== Directive ==
Can you write out all the lines word for word, with no pictures?

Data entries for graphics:
——

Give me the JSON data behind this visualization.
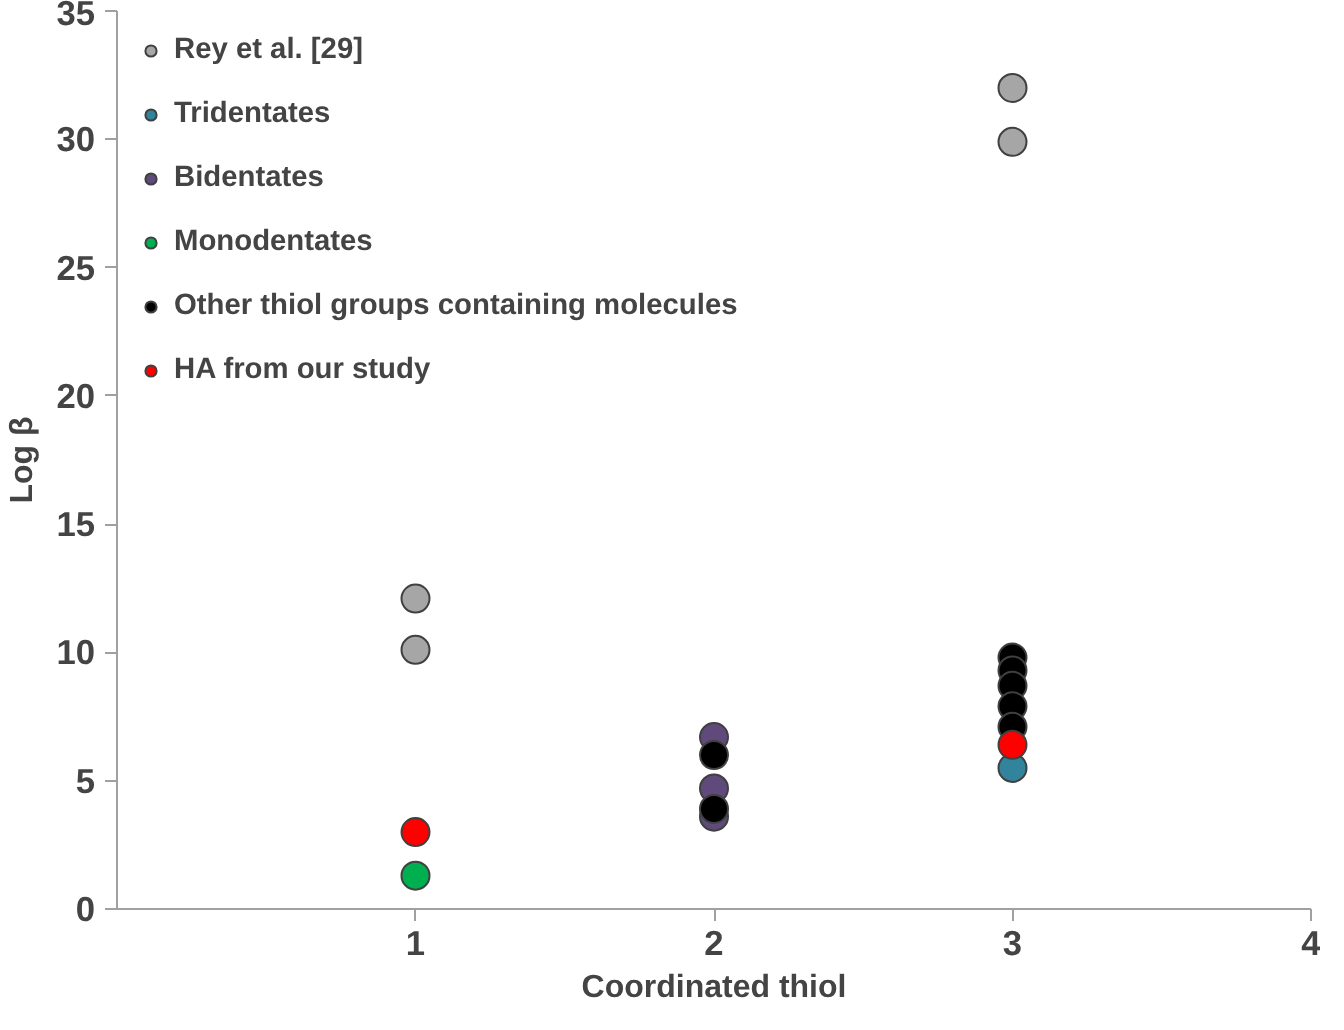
{
  "chart_data": {
    "type": "scatter",
    "xlabel": "Coordinated thiol",
    "ylabel": "Log β",
    "xlim": [
      0,
      4
    ],
    "xticks": [
      1,
      2,
      3,
      4
    ],
    "ylim": [
      0,
      35
    ],
    "yticks": [
      0,
      5,
      10,
      15,
      20,
      25,
      30,
      35
    ],
    "grid": false,
    "legend": "top left",
    "marker": "circle",
    "series": [
      {
        "name": "Rey et al. [29]",
        "color": "#a6a6a6",
        "x": [
          1,
          1,
          3,
          3
        ],
        "values": [
          12.1,
          10.1,
          32.0,
          29.9
        ]
      },
      {
        "name": "Tridentates",
        "color": "#31849b",
        "x": [
          3
        ],
        "values": [
          5.5
        ]
      },
      {
        "name": "Bidentates",
        "color": "#604a7b",
        "x": [
          2,
          2,
          2
        ],
        "values": [
          6.7,
          4.7,
          3.6
        ]
      },
      {
        "name": "Monodentates",
        "color": "#00b050",
        "x": [
          1
        ],
        "values": [
          1.3
        ]
      },
      {
        "name": "Other thiol groups containing molecules",
        "color": "#000000",
        "x": [
          2,
          2,
          3,
          3,
          3,
          3,
          3
        ],
        "values": [
          6.0,
          3.9,
          9.8,
          9.3,
          8.7,
          7.9,
          7.1
        ]
      },
      {
        "name": "HA from our study",
        "color": "#ff0000",
        "x": [
          1,
          3
        ],
        "values": [
          3.0,
          6.4
        ]
      }
    ]
  }
}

——

== Complete output ==
Give me the JSON data behind this visualization.
{
  "chart_data": {
    "type": "scatter",
    "xlabel": "Coordinated thiol",
    "ylabel": "Log β",
    "xlim": [
      0,
      4
    ],
    "xticks": [
      1,
      2,
      3,
      4
    ],
    "ylim": [
      0,
      35
    ],
    "yticks": [
      0,
      5,
      10,
      15,
      20,
      25,
      30,
      35
    ],
    "grid": false,
    "legend": "top left",
    "marker": "circle",
    "series": [
      {
        "name": "Rey et al. [29]",
        "color": "#a6a6a6",
        "x": [
          1,
          1,
          3,
          3
        ],
        "values": [
          12.1,
          10.1,
          32.0,
          29.9
        ]
      },
      {
        "name": "Tridentates",
        "color": "#31849b",
        "x": [
          3
        ],
        "values": [
          5.5
        ]
      },
      {
        "name": "Bidentates",
        "color": "#604a7b",
        "x": [
          2,
          2,
          2
        ],
        "values": [
          6.7,
          4.7,
          3.6
        ]
      },
      {
        "name": "Monodentates",
        "color": "#00b050",
        "x": [
          1
        ],
        "values": [
          1.3
        ]
      },
      {
        "name": "Other thiol groups containing molecules",
        "color": "#000000",
        "x": [
          2,
          2,
          3,
          3,
          3,
          3,
          3
        ],
        "values": [
          6.0,
          3.9,
          9.8,
          9.3,
          8.7,
          7.9,
          7.1
        ]
      },
      {
        "name": "HA from our study",
        "color": "#ff0000",
        "x": [
          1,
          3
        ],
        "values": [
          3.0,
          6.4
        ]
      }
    ]
  }
}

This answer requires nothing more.